> **Aim of the task**
Repeat the listing exactly as given, omitting every image.
BEGIN
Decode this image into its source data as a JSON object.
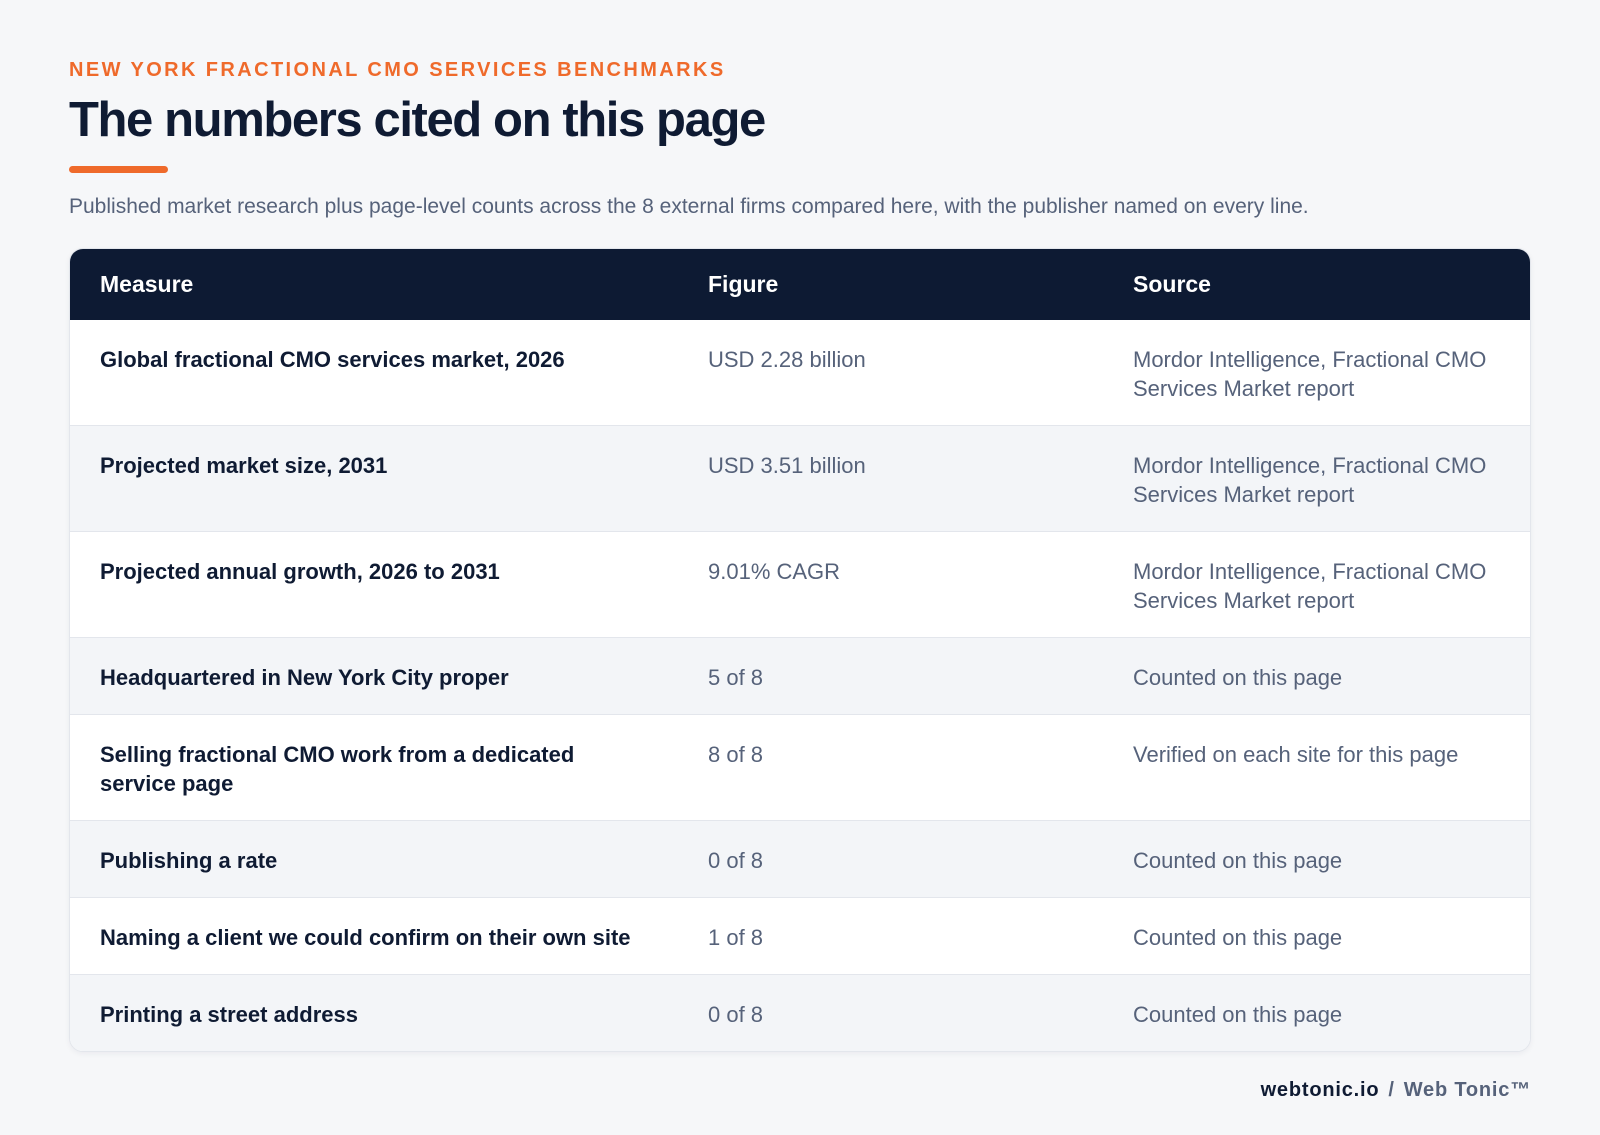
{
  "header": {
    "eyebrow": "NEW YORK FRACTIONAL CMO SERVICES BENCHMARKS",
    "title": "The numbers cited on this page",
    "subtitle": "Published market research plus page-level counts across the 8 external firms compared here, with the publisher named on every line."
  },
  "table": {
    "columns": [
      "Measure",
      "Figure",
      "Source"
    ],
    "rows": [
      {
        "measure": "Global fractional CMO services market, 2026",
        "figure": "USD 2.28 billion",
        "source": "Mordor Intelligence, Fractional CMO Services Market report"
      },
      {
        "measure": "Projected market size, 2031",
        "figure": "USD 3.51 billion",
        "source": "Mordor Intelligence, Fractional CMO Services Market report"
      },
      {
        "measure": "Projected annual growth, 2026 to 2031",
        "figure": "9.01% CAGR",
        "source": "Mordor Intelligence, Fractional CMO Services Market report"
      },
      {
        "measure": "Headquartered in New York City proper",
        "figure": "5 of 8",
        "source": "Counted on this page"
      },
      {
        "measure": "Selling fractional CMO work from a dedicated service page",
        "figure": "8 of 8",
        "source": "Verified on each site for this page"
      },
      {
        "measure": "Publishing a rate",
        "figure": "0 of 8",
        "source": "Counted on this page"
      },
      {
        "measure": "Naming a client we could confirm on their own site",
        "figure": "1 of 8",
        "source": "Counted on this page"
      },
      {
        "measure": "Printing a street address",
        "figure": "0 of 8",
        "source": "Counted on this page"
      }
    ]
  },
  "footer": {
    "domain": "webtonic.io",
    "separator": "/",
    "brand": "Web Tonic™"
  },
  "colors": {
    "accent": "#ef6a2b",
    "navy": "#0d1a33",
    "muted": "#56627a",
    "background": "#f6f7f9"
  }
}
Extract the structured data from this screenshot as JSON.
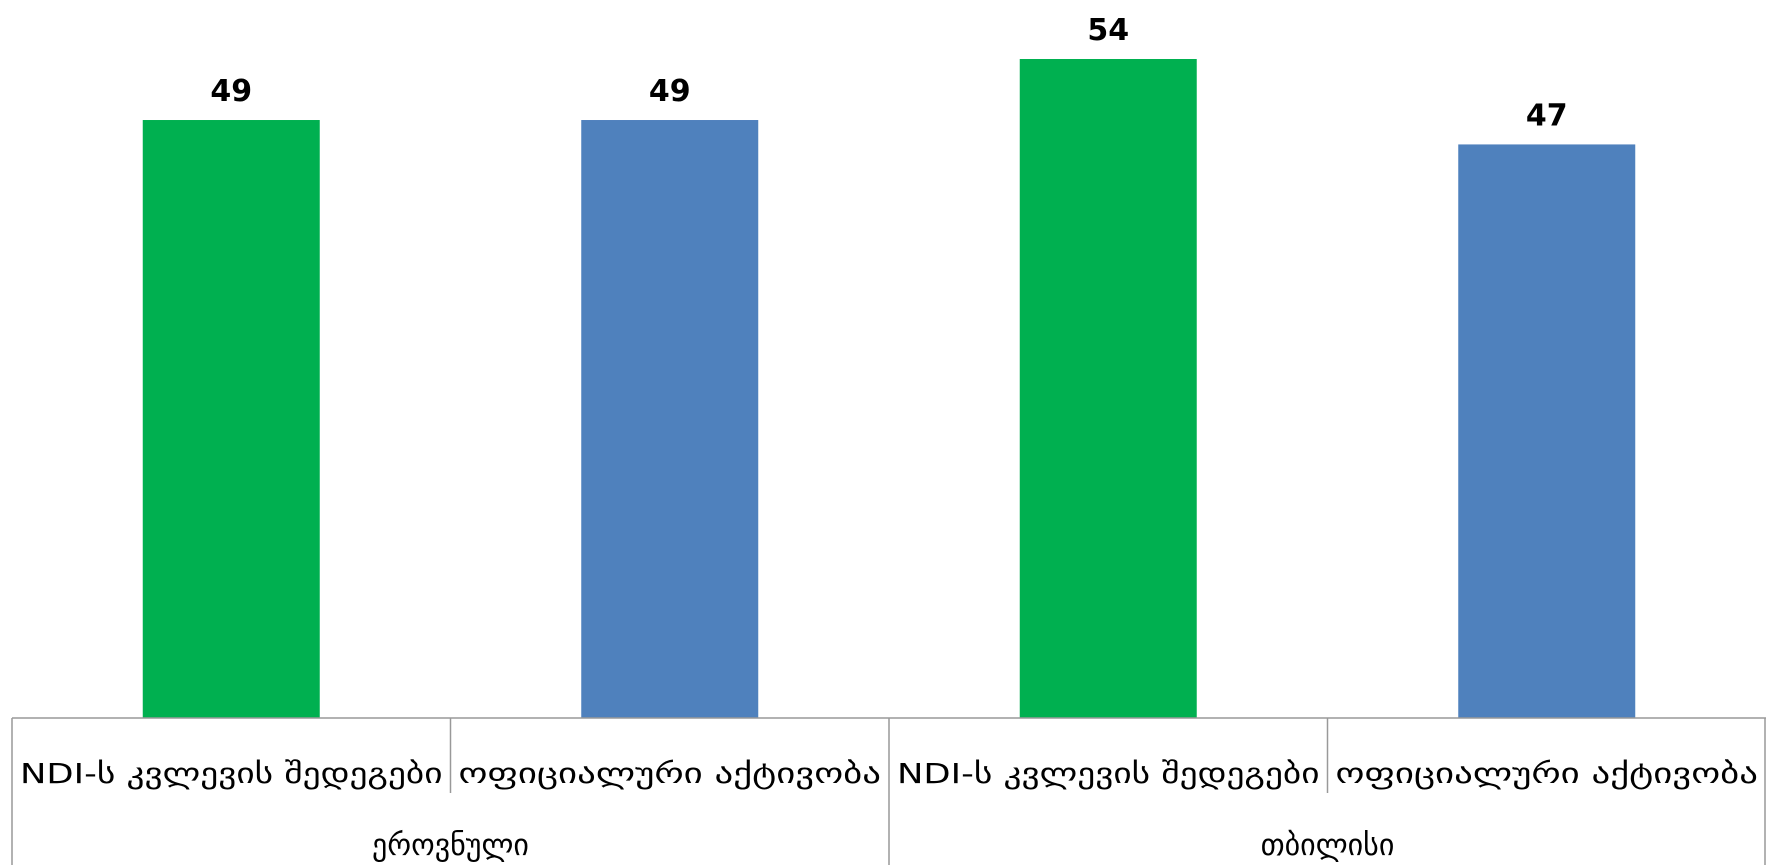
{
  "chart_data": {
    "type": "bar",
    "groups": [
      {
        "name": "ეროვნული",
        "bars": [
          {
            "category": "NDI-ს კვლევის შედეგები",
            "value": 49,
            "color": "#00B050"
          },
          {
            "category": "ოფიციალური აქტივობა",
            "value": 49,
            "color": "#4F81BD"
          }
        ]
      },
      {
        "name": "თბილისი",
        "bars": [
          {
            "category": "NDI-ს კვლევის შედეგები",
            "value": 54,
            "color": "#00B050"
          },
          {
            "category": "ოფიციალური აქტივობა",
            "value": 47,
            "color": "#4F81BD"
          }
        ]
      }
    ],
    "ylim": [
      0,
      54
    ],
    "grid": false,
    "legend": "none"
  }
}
END
> **Answer to this task**
Decode this image into its source data as a JSON object.
{
  "header": {
    "eyebrow": "NEW YORK FRACTIONAL CMO SERVICES BENCHMARKS",
    "title": "The numbers cited on this page",
    "subtitle": "Published market research plus page-level counts across the 8 external firms compared here, with the publisher named on every line."
  },
  "table": {
    "columns": [
      "Measure",
      "Figure",
      "Source"
    ],
    "rows": [
      {
        "measure": "Global fractional CMO services market, 2026",
        "figure": "USD 2.28 billion",
        "source": "Mordor Intelligence, Fractional CMO Services Market report"
      },
      {
        "measure": "Projected market size, 2031",
        "figure": "USD 3.51 billion",
        "source": "Mordor Intelligence, Fractional CMO Services Market report"
      },
      {
        "measure": "Projected annual growth, 2026 to 2031",
        "figure": "9.01% CAGR",
        "source": "Mordor Intelligence, Fractional CMO Services Market report"
      },
      {
        "measure": "Headquartered in New York City proper",
        "figure": "5 of 8",
        "source": "Counted on this page"
      },
      {
        "measure": "Selling fractional CMO work from a dedicated service page",
        "figure": "8 of 8",
        "source": "Verified on each site for this page"
      },
      {
        "measure": "Publishing a rate",
        "figure": "0 of 8",
        "source": "Counted on this page"
      },
      {
        "measure": "Naming a client we could confirm on their own site",
        "figure": "1 of 8",
        "source": "Counted on this page"
      },
      {
        "measure": "Printing a street address",
        "figure": "0 of 8",
        "source": "Counted on this page"
      }
    ]
  },
  "footer": {
    "domain": "webtonic.io",
    "separator": "/",
    "brand": "Web Tonic™"
  },
  "colors": {
    "accent": "#ef6a2b",
    "navy": "#0d1a33",
    "muted": "#56627a",
    "background": "#f6f7f9"
  }
}
Extract the structured data from this screenshot as JSON.
{
  "chart_data": {
    "type": "bar",
    "groups": [
      {
        "name": "ეროვნული",
        "bars": [
          {
            "category": "NDI-ს კვლევის შედეგები",
            "value": 49,
            "color": "#00B050"
          },
          {
            "category": "ოფიციალური აქტივობა",
            "value": 49,
            "color": "#4F81BD"
          }
        ]
      },
      {
        "name": "თბილისი",
        "bars": [
          {
            "category": "NDI-ს კვლევის შედეგები",
            "value": 54,
            "color": "#00B050"
          },
          {
            "category": "ოფიციალური აქტივობა",
            "value": 47,
            "color": "#4F81BD"
          }
        ]
      }
    ],
    "ylim": [
      0,
      54
    ],
    "grid": false,
    "legend": "none"
  }
}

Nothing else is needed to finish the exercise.